# start of Dataset rows
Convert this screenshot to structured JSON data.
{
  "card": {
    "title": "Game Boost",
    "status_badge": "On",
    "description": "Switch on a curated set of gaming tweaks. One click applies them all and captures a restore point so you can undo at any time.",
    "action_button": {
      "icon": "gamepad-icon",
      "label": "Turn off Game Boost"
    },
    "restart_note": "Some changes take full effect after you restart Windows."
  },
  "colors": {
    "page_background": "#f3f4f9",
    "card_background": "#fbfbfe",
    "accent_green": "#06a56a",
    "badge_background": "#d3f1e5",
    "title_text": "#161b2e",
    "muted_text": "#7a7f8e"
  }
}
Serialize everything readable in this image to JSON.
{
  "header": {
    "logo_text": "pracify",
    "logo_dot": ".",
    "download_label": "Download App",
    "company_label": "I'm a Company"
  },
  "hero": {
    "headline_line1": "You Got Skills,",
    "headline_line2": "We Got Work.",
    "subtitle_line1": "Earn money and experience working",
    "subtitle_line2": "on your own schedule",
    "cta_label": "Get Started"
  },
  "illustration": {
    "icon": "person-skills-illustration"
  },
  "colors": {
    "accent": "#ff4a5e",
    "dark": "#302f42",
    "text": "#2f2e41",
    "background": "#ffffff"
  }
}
# end of Dataset rows
> [Short exercise] Write out once more the lines above beginning at the line with "Serialize everything readable"; continue through the final line and stop there.

> [Written response]
Serialize everything readable in this image to JSON.
{
  "header": {
    "logo_text": "pracify",
    "logo_dot": ".",
    "download_label": "Download App",
    "company_label": "I'm a Company"
  },
  "hero": {
    "headline_line1": "You Got Skills,",
    "headline_line2": "We Got Work.",
    "subtitle_line1": "Earn money and experience working",
    "subtitle_line2": "on your own schedule",
    "cta_label": "Get Started"
  },
  "illustration": {
    "icon": "person-skills-illustration"
  },
  "colors": {
    "accent": "#ff4a5e",
    "dark": "#302f42",
    "text": "#2f2e41",
    "background": "#ffffff"
  }
}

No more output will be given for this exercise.